- [PROVIDED DATA]
--------------------------------

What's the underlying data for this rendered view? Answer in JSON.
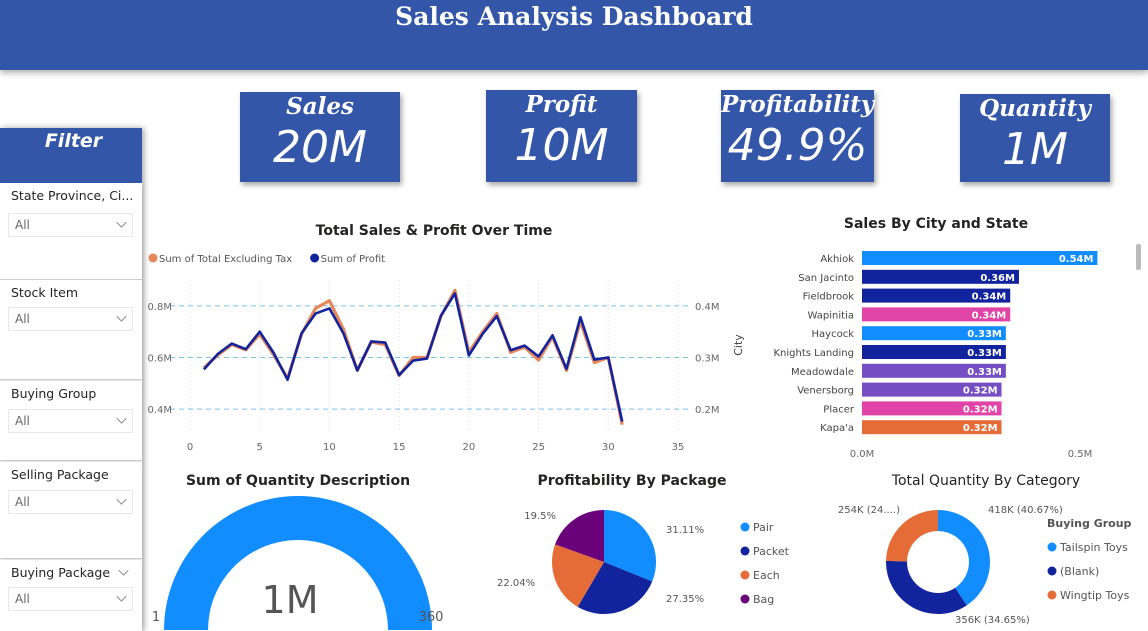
{
  "header": {
    "title": "Sales Analysis Dashboard"
  },
  "kpis": [
    {
      "title": "Sales",
      "value": "20M"
    },
    {
      "title": "Profit",
      "value": "10M"
    },
    {
      "title": "Profitability",
      "value": "49.9%"
    },
    {
      "title": "Quantity",
      "value": "1M"
    }
  ],
  "filter": {
    "title": "Filter",
    "slicers": [
      {
        "label": "State Province, Ci...",
        "value": "All"
      },
      {
        "label": "Stock Item",
        "value": "All"
      },
      {
        "label": "Buying Group",
        "value": "All"
      },
      {
        "label": "Selling Package",
        "value": "All"
      },
      {
        "label": "Buying Package",
        "value": "All"
      }
    ]
  },
  "colors": {
    "brand": "#3356a8",
    "light_blue": "#118dff",
    "dark_blue": "#12239e",
    "orange": "#e66c37",
    "purple": "#6b007b",
    "pink": "#e044a7",
    "violet": "#744ec2"
  },
  "chart_data": [
    {
      "type": "line",
      "title": "Total Sales & Profit Over Time",
      "legend_position": "top-left",
      "x": [
        1,
        2,
        3,
        4,
        5,
        6,
        7,
        8,
        9,
        10,
        11,
        12,
        13,
        14,
        15,
        16,
        17,
        18,
        19,
        20,
        21,
        22,
        23,
        24,
        25,
        26,
        27,
        28,
        29,
        30,
        31
      ],
      "series": [
        {
          "name": "Sum of Total Excluding Tax",
          "axis": "left",
          "color": "#e6875a",
          "values": [
            0.56,
            0.61,
            0.65,
            0.63,
            0.69,
            0.61,
            0.52,
            0.69,
            0.79,
            0.82,
            0.71,
            0.55,
            0.66,
            0.65,
            0.53,
            0.6,
            0.6,
            0.76,
            0.86,
            0.62,
            0.7,
            0.77,
            0.62,
            0.64,
            0.59,
            0.68,
            0.55,
            0.74,
            0.58,
            0.6,
            0.34
          ]
        },
        {
          "name": "Sum of Profit",
          "axis": "right",
          "color": "#12239e",
          "values": [
            0.277,
            0.307,
            0.327,
            0.316,
            0.35,
            0.309,
            0.257,
            0.347,
            0.385,
            0.395,
            0.347,
            0.275,
            0.331,
            0.329,
            0.266,
            0.294,
            0.298,
            0.381,
            0.424,
            0.304,
            0.346,
            0.38,
            0.314,
            0.323,
            0.302,
            0.343,
            0.278,
            0.378,
            0.296,
            0.3,
            0.176
          ]
        }
      ],
      "xlim": [
        0,
        35
      ],
      "xticks": [
        "0",
        "5",
        "10",
        "15",
        "20",
        "25",
        "30",
        "35"
      ],
      "ylim_left": [
        0.3,
        0.9
      ],
      "yticks_left": [
        "0.4M",
        "0.6M",
        "0.8M"
      ],
      "ylim_right": [
        0.15,
        0.45
      ],
      "yticks_right": [
        "0.2M",
        "0.3M",
        "0.4M"
      ],
      "grid": "horizontal dashed"
    },
    {
      "type": "bar",
      "orientation": "horizontal",
      "title": "Sales By City and State",
      "ylabel": "City",
      "xticks": [
        "0.0M",
        "0.5M"
      ],
      "xlim": [
        0,
        0.55
      ],
      "categories": [
        "Akhiok",
        "San Jacinto",
        "Fieldbrook",
        "Wapinitia",
        "Haycock",
        "Knights Landing",
        "Meadowdale",
        "Venersborg",
        "Placer",
        "Kapa'a"
      ],
      "values": [
        0.54,
        0.36,
        0.34,
        0.34,
        0.33,
        0.33,
        0.33,
        0.32,
        0.32,
        0.32
      ],
      "labels": [
        "0.54M",
        "0.36M",
        "0.34M",
        "0.34M",
        "0.33M",
        "0.33M",
        "0.33M",
        "0.32M",
        "0.32M",
        "0.32M"
      ],
      "bar_colors": [
        "#118dff",
        "#12239e",
        "#12239e",
        "#e044a7",
        "#118dff",
        "#12239e",
        "#744ec2",
        "#744ec2",
        "#e044a7",
        "#e66c37"
      ]
    },
    {
      "type": "gauge",
      "title": "Sum of Quantity Description",
      "value_label": "1M",
      "min_label": "1",
      "max_label": "360",
      "fill": 1.0,
      "color": "#118dff"
    },
    {
      "type": "pie",
      "title": "Profitability By Package",
      "categories": [
        "Pair",
        "Packet",
        "Each",
        "Bag"
      ],
      "values": [
        31.11,
        27.35,
        22.04,
        19.5
      ],
      "labels": [
        "31.11%",
        "27.35%",
        "22.04%",
        "19.5%"
      ],
      "colors": [
        "#118dff",
        "#12239e",
        "#e66c37",
        "#6b007b"
      ],
      "legend_position": "right"
    },
    {
      "type": "donut",
      "title": "Total Quantity By Category",
      "legend_title": "Buying Group",
      "categories": [
        "Tailspin Toys",
        "(Blank)",
        "Wingtip Toys"
      ],
      "values": [
        40.67,
        34.65,
        24.68
      ],
      "labels": [
        "418K (40.67%)",
        "356K (34.65%)",
        "254K (24....)"
      ],
      "colors": [
        "#118dff",
        "#12239e",
        "#e66c37"
      ],
      "legend_position": "right"
    }
  ]
}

--------------------------------

Return each line where "State" shows up.

- [EXERCISE SOLUTION]
        "label": "State Province, Ci...",
      "title": "Sales By City and State",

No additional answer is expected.